> Work to be completed
Below is a listing to transcribe in full and exactly; keep the pictures out.

> Records shown
+ + + + +

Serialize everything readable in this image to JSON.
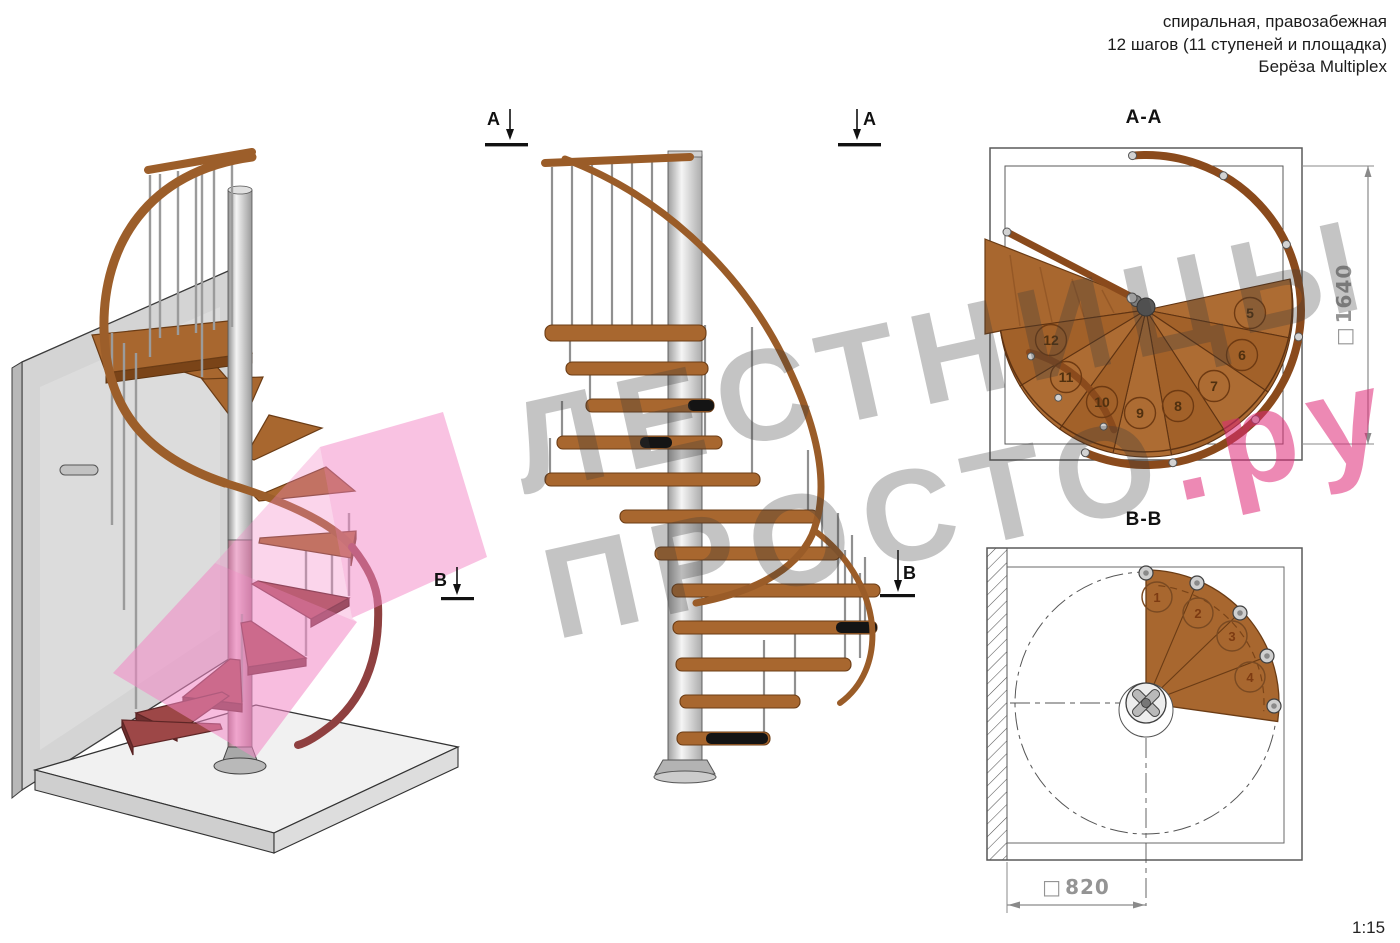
{
  "header": {
    "line1": "спиральная, правозабежная",
    "line2": "12 шагов (11 ступеней и площадка)",
    "line3": "Берёза Multiplex"
  },
  "watermark": {
    "line1": "ЛЕСТНИЦЫ",
    "line2_gray": "ПРОСТО",
    "line2_accent": ".ру"
  },
  "markers": {
    "a_left": "A",
    "a_right": "A",
    "b_elevation": "B",
    "b_iso": "B"
  },
  "plan_aa": {
    "title": "A-A",
    "square_symbol": "□",
    "dimension": "1640",
    "steps": [
      "5",
      "6",
      "7",
      "8",
      "9",
      "10",
      "11",
      "12"
    ]
  },
  "plan_bb": {
    "title": "B-B",
    "square_symbol": "□",
    "dimension": "820",
    "steps": [
      "1",
      "2",
      "3",
      "4"
    ]
  },
  "scale_label": "1:15",
  "colors": {
    "wood": "#a8672f",
    "wood_dark": "#6b3c15",
    "handrail": "#8a4a1c",
    "step_cut_maroon": "#9d4747",
    "metal_light": "#e8e8e8",
    "metal_mid": "#b5b5b5",
    "wall_gray": "#d4d4d4",
    "floor_gray": "#f1f1f1",
    "section_plane_pink": "#f386c5",
    "watermark_gray": "#b7b7b7",
    "watermark_pink": "#de2876",
    "dimension_gray": "#949494",
    "line_black": "#1a1a1a"
  }
}
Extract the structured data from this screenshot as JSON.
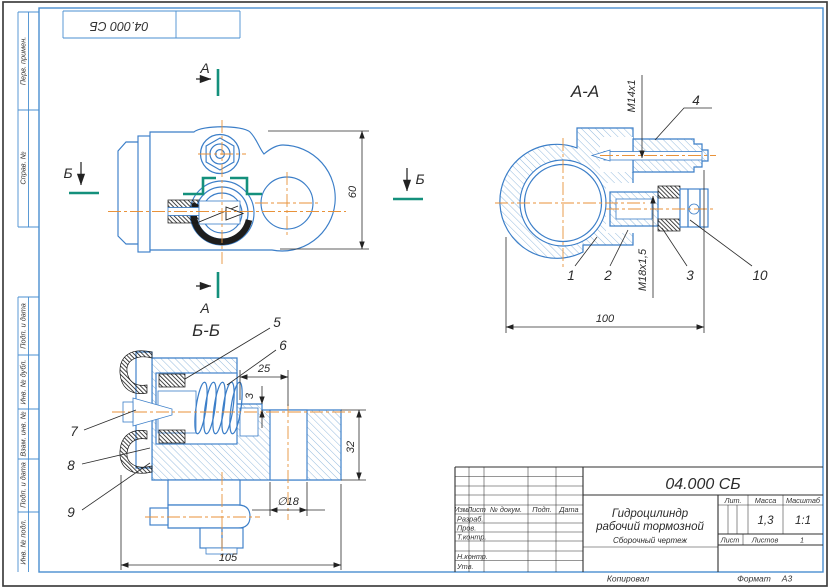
{
  "corner_stamp": {
    "doc_number": "04.000 СБ"
  },
  "frame_columns": {
    "top": [
      "Перв. примен.",
      "Справ. №"
    ],
    "bottom": [
      "Подп. и дата",
      "Инв. № дубл.",
      "Взам. инв. №",
      "Подп. и дата",
      "Инв. № подл."
    ]
  },
  "views": {
    "main": {
      "section_a": "А",
      "section_b": "Б",
      "dim_height": "60"
    },
    "aa": {
      "title": "А-А",
      "thread_top": "М14х1",
      "thread_bottom": "М18х1,5",
      "dim_width": "100",
      "callout_1": "1",
      "callout_2": "2",
      "callout_3": "3",
      "callout_4": "4",
      "callout_10": "10"
    },
    "bb": {
      "title": "Б-Б",
      "dim_25": "25",
      "dim_3": "3",
      "dim_32": "32",
      "dim_d18": "∅18",
      "dim_105": "105",
      "callout_5": "5",
      "callout_6": "6",
      "callout_7": "7",
      "callout_8": "8",
      "callout_9": "9"
    }
  },
  "title_block": {
    "doc_number": "04.000 СБ",
    "product_title_line1": "Гидроцилиндр",
    "product_title_line2": "рабочий тормозной",
    "doc_type": "Сборочный чертеж",
    "header_izm": "Изм.",
    "header_list": "Лист",
    "header_doc": "№ докум.",
    "header_podp": "Подп.",
    "header_data": "Дата",
    "row_razrab": "Разраб.",
    "row_prov": "Пров.",
    "row_tkontr": "Т.контр.",
    "row_nkontr": "Н.контр.",
    "row_utv": "Утв.",
    "lit_label": "Лит.",
    "massa_label": "Масса",
    "masshtab_label": "Масштаб",
    "massa_value": "1,3",
    "masshtab_value": "1:1",
    "list_label": "Лист",
    "listov_label": "Листов",
    "listov_value": "1"
  },
  "footer": {
    "kopiroval": "Копировал",
    "format_label": "Формат",
    "format_value": "А3"
  },
  "colors": {
    "drawing_blue": "#3b7ec8",
    "centerline_orange": "#e8923a",
    "section_plane_teal": "#14907c",
    "ink": "#2b2b2b",
    "frame_blue": "#4a8fd0"
  }
}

+ + + + +

> Result
Serialize everything readable in this image to JSON.
{
  "header": {
    "line1": "спиральная, правозабежная",
    "line2": "12 шагов (11 ступеней и площадка)",
    "line3": "Берёза Multiplex"
  },
  "watermark": {
    "line1": "ЛЕСТНИЦЫ",
    "line2_gray": "ПРОСТО",
    "line2_accent": ".ру"
  },
  "markers": {
    "a_left": "A",
    "a_right": "A",
    "b_elevation": "B",
    "b_iso": "B"
  },
  "plan_aa": {
    "title": "A-A",
    "square_symbol": "□",
    "dimension": "1640",
    "steps": [
      "5",
      "6",
      "7",
      "8",
      "9",
      "10",
      "11",
      "12"
    ]
  },
  "plan_bb": {
    "title": "B-B",
    "square_symbol": "□",
    "dimension": "820",
    "steps": [
      "1",
      "2",
      "3",
      "4"
    ]
  },
  "scale_label": "1:15",
  "colors": {
    "wood": "#a8672f",
    "wood_dark": "#6b3c15",
    "handrail": "#8a4a1c",
    "step_cut_maroon": "#9d4747",
    "metal_light": "#e8e8e8",
    "metal_mid": "#b5b5b5",
    "wall_gray": "#d4d4d4",
    "floor_gray": "#f1f1f1",
    "section_plane_pink": "#f386c5",
    "watermark_gray": "#b7b7b7",
    "watermark_pink": "#de2876",
    "dimension_gray": "#949494",
    "line_black": "#1a1a1a"
  }
}
Extract the structured data from this screenshot as JSON.
{
  "corner_stamp": {
    "doc_number": "04.000 СБ"
  },
  "frame_columns": {
    "top": [
      "Перв. примен.",
      "Справ. №"
    ],
    "bottom": [
      "Подп. и дата",
      "Инв. № дубл.",
      "Взам. инв. №",
      "Подп. и дата",
      "Инв. № подл."
    ]
  },
  "views": {
    "main": {
      "section_a": "А",
      "section_b": "Б",
      "dim_height": "60"
    },
    "aa": {
      "title": "А-А",
      "thread_top": "М14х1",
      "thread_bottom": "М18х1,5",
      "dim_width": "100",
      "callout_1": "1",
      "callout_2": "2",
      "callout_3": "3",
      "callout_4": "4",
      "callout_10": "10"
    },
    "bb": {
      "title": "Б-Б",
      "dim_25": "25",
      "dim_3": "3",
      "dim_32": "32",
      "dim_d18": "∅18",
      "dim_105": "105",
      "callout_5": "5",
      "callout_6": "6",
      "callout_7": "7",
      "callout_8": "8",
      "callout_9": "9"
    }
  },
  "title_block": {
    "doc_number": "04.000 СБ",
    "product_title_line1": "Гидроцилиндр",
    "product_title_line2": "рабочий тормозной",
    "doc_type": "Сборочный чертеж",
    "header_izm": "Изм.",
    "header_list": "Лист",
    "header_doc": "№ докум.",
    "header_podp": "Подп.",
    "header_data": "Дата",
    "row_razrab": "Разраб.",
    "row_prov": "Пров.",
    "row_tkontr": "Т.контр.",
    "row_nkontr": "Н.контр.",
    "row_utv": "Утв.",
    "lit_label": "Лит.",
    "massa_label": "Масса",
    "masshtab_label": "Масштаб",
    "massa_value": "1,3",
    "masshtab_value": "1:1",
    "list_label": "Лист",
    "listov_label": "Листов",
    "listov_value": "1"
  },
  "footer": {
    "kopiroval": "Копировал",
    "format_label": "Формат",
    "format_value": "А3"
  },
  "colors": {
    "drawing_blue": "#3b7ec8",
    "centerline_orange": "#e8923a",
    "section_plane_teal": "#14907c",
    "ink": "#2b2b2b",
    "frame_blue": "#4a8fd0"
  }
}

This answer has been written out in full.